-- begin DATA SUPPLIED --

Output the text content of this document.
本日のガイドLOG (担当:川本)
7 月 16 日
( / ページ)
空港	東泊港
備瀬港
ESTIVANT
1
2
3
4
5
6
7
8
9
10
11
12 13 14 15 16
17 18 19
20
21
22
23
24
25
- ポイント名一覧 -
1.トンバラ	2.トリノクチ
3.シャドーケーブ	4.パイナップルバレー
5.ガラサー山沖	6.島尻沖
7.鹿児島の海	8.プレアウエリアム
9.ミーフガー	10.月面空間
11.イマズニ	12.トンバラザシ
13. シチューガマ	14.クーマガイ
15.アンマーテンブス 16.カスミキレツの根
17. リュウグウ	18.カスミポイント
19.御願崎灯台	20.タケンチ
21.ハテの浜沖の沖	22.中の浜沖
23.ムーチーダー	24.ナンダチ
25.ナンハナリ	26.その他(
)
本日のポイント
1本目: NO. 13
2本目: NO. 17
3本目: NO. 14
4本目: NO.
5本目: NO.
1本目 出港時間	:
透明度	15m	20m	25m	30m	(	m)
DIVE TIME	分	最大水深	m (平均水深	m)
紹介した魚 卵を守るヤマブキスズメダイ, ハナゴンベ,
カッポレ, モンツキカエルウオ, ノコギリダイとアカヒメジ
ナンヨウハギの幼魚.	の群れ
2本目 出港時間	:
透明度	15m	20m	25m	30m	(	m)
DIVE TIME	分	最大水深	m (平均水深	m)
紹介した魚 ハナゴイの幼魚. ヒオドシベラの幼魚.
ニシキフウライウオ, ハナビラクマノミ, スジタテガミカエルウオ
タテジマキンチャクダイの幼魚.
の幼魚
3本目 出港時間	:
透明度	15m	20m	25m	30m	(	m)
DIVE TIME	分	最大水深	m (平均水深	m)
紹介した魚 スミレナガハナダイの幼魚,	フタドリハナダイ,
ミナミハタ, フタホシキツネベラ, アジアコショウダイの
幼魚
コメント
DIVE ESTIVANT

-- end DATA SUPPLIED --

_TASK DIRECTIONS_:
Transcribe every entry word for word.

_RESULT_:
Output the text content of this document.
本日のガイドLOG (担当:川本)
7 月 16 日
( / ページ)
空港	東泊港
備瀬港
ESTIVANT
1
2
3
4
5
6
7
8
9
10
11
12 13 14 15 16
17 18 19
20
21
22
23
24
25
- ポイント名一覧 -
1.トンバラ	2.トリノクチ
3.シャドーケーブ	4.パイナップルバレー
5.ガラサー山沖	6.島尻沖
7.鹿児島の海	8.プレアウエリアム
9.ミーフガー	10.月面空間
11.イマズニ	12.トンバラザシ
13. シチューガマ	14.クーマガイ
15.アンマーテンブス 16.カスミキレツの根
17. リュウグウ	18.カスミポイント
19.御願崎灯台	20.タケンチ
21.ハテの浜沖の沖	22.中の浜沖
23.ムーチーダー	24.ナンダチ
25.ナンハナリ	26.その他(
)
本日のポイント
1本目: NO. 13
2本目: NO. 17
3本目: NO. 14
4本目: NO.
5本目: NO.
1本目 出港時間	:
透明度	15m	20m	25m	30m	(	m)
DIVE TIME	分	最大水深	m (平均水深	m)
紹介した魚 卵を守るヤマブキスズメダイ, ハナゴンベ,
カッポレ, モンツキカエルウオ, ノコギリダイとアカヒメジ
ナンヨウハギの幼魚.	の群れ
2本目 出港時間	:
透明度	15m	20m	25m	30m	(	m)
DIVE TIME	分	最大水深	m (平均水深	m)
紹介した魚 ハナゴイの幼魚. ヒオドシベラの幼魚.
ニシキフウライウオ, ハナビラクマノミ, スジタテガミカエルウオ
タテジマキンチャクダイの幼魚.
の幼魚
3本目 出港時間	:
透明度	15m	20m	25m	30m	(	m)
DIVE TIME	分	最大水深	m (平均水深	m)
紹介した魚 スミレナガハナダイの幼魚,	フタドリハナダイ,
ミナミハタ, フタホシキツネベラ, アジアコショウダイの
幼魚
コメント
DIVE ESTIVANT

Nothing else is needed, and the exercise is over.